§ GIVEN REQUEST: How many lines of the records hold the string "previous"? Reply with the number alone.

§ RECORD SET:
———

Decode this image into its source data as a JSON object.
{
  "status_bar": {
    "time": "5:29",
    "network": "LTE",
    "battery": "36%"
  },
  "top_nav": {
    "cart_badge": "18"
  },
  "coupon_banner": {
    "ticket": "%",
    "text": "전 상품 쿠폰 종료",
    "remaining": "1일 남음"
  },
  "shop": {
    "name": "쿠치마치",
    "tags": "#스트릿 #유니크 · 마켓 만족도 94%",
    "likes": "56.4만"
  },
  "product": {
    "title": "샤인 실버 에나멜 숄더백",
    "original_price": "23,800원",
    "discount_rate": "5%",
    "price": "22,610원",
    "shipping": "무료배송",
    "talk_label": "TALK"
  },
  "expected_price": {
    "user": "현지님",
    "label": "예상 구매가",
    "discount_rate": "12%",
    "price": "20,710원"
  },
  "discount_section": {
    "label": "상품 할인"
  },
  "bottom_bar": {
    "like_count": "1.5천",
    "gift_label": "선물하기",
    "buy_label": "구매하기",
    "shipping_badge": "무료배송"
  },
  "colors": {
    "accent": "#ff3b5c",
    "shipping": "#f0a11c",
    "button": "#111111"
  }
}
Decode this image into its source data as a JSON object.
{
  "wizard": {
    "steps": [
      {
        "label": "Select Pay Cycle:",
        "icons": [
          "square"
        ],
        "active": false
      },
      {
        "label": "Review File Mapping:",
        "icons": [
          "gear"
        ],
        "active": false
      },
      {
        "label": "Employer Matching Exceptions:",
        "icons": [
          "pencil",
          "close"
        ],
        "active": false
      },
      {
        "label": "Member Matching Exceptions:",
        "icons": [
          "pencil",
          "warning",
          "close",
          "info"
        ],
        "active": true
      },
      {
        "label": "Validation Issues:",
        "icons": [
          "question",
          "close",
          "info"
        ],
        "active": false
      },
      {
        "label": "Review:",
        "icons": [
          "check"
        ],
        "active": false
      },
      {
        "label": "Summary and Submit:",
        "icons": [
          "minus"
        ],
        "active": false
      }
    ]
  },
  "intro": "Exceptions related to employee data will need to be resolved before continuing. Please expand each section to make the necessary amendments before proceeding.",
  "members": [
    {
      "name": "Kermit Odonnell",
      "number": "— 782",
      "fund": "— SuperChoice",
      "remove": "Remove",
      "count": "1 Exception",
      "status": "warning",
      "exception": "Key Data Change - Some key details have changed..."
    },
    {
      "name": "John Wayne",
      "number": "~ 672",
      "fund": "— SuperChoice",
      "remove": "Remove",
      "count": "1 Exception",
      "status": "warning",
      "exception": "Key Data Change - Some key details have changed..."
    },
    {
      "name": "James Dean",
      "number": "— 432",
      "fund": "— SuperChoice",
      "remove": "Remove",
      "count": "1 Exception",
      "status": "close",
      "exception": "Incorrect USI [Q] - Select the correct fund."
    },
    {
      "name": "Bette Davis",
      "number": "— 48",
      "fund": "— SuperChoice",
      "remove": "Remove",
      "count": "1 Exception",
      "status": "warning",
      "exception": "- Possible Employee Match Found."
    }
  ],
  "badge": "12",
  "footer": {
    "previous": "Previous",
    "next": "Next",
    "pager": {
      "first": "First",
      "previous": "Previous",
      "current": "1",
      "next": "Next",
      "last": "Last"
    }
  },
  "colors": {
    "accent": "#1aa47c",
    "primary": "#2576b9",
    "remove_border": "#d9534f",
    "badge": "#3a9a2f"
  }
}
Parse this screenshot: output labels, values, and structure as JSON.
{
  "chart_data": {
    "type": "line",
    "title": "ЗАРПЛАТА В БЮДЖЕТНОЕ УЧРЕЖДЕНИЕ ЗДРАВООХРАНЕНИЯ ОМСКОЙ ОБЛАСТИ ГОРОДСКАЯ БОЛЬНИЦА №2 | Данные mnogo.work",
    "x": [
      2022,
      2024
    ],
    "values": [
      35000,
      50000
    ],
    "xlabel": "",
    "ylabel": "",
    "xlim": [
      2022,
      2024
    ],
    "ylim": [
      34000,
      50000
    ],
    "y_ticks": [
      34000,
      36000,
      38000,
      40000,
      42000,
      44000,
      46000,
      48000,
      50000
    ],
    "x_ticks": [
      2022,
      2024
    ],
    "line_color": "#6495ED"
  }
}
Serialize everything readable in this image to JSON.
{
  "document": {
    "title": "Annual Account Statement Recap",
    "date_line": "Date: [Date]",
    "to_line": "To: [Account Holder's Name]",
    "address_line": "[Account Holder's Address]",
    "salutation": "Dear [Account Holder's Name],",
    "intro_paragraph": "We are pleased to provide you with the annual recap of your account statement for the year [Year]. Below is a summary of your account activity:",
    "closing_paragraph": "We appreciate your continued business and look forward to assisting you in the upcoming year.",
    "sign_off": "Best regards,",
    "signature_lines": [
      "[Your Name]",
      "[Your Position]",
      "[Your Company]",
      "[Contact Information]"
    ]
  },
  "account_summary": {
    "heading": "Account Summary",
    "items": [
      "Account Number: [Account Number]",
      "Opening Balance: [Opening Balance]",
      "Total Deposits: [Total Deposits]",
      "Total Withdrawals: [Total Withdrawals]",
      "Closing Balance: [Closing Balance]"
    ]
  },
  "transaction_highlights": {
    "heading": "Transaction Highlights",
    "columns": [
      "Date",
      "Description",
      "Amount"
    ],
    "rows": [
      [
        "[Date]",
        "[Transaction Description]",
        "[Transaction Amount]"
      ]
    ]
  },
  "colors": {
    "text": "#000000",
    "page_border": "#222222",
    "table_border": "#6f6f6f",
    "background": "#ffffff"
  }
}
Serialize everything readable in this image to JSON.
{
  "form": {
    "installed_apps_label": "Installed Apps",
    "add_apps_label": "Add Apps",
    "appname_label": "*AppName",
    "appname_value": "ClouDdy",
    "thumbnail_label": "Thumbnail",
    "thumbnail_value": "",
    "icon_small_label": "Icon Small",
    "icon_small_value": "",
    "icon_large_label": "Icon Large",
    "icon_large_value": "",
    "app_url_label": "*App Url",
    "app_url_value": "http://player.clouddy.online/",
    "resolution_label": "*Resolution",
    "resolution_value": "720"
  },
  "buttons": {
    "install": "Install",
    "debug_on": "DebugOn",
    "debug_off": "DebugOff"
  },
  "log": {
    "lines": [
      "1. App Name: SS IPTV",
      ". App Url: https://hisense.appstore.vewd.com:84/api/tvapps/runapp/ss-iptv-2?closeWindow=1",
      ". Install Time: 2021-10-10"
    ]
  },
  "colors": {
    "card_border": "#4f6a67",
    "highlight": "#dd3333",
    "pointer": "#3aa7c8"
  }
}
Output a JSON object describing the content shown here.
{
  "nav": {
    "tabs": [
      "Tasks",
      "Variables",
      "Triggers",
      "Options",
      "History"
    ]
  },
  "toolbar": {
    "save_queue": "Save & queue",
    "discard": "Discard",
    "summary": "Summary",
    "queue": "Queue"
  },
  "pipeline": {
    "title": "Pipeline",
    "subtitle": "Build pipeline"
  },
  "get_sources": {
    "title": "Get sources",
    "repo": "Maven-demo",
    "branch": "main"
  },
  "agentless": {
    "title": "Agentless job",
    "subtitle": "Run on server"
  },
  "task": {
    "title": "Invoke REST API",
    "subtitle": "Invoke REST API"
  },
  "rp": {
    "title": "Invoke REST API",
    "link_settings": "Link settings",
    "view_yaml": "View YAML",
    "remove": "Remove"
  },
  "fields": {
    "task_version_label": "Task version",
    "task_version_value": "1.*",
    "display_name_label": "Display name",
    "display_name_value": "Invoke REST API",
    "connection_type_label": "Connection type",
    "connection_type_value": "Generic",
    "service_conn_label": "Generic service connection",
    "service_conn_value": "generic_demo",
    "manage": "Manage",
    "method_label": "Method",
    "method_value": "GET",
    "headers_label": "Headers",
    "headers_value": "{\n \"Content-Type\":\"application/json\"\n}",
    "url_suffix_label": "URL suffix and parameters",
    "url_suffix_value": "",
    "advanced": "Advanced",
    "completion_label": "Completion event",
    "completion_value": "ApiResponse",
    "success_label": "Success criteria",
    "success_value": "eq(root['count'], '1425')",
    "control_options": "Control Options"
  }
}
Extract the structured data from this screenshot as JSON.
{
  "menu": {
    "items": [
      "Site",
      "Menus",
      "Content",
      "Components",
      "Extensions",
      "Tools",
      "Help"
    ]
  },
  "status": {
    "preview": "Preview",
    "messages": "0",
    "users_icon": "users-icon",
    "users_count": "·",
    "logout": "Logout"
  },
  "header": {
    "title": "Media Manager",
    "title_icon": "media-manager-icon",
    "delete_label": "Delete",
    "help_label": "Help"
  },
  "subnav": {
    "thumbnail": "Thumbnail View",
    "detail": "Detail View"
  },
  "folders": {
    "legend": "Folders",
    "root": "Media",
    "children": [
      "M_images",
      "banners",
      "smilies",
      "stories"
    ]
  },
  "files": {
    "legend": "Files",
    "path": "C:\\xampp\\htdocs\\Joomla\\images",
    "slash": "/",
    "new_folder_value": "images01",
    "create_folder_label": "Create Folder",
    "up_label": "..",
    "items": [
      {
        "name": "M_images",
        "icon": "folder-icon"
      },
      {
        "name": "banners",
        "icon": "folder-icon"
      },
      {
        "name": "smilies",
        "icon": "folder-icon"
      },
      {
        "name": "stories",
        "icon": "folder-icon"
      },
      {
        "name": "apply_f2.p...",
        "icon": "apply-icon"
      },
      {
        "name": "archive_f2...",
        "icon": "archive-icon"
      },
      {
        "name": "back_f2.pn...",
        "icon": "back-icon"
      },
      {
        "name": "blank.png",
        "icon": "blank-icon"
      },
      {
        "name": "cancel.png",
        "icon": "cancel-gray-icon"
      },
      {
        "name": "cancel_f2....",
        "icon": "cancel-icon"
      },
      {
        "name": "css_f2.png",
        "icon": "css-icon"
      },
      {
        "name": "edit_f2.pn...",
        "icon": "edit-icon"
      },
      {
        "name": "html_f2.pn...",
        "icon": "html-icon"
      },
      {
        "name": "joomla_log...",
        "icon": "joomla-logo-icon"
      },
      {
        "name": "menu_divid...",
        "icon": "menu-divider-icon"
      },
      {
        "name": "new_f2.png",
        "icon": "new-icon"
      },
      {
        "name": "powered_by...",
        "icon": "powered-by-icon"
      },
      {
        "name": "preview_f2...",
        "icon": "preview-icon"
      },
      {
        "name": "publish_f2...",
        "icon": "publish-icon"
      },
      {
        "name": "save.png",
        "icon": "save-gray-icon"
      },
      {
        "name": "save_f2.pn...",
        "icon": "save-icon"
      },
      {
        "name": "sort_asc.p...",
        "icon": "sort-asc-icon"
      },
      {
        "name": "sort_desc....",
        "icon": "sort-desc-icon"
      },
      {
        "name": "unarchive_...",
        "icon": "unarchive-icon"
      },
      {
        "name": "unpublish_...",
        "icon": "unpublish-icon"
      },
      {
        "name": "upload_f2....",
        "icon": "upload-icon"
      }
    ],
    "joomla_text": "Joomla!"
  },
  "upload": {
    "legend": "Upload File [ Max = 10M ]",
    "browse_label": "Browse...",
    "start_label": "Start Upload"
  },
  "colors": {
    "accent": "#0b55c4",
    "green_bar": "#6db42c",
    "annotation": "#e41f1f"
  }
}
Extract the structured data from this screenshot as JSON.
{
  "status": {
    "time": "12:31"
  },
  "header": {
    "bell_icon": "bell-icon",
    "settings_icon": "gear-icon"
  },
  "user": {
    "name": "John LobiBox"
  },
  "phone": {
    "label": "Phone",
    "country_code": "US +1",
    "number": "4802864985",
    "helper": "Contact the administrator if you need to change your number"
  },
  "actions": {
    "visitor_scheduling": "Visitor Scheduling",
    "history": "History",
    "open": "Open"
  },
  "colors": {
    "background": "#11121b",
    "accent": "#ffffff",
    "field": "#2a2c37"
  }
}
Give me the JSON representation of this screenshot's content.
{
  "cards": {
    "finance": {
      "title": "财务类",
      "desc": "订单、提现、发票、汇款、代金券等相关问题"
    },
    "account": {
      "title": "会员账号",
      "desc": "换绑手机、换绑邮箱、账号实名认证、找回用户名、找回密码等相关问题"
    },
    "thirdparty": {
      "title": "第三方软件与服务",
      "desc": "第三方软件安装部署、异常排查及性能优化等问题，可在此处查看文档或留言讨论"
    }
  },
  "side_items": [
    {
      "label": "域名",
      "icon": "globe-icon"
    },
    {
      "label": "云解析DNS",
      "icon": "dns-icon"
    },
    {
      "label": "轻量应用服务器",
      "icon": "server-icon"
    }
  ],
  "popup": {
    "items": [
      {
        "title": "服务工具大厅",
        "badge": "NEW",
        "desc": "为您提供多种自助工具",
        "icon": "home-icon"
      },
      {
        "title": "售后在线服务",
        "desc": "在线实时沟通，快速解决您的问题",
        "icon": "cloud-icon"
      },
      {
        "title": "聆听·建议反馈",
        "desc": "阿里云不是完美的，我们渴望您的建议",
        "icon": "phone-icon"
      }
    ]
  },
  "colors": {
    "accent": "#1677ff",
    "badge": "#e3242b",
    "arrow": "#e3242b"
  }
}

———

§ FULL OUTPUT: 2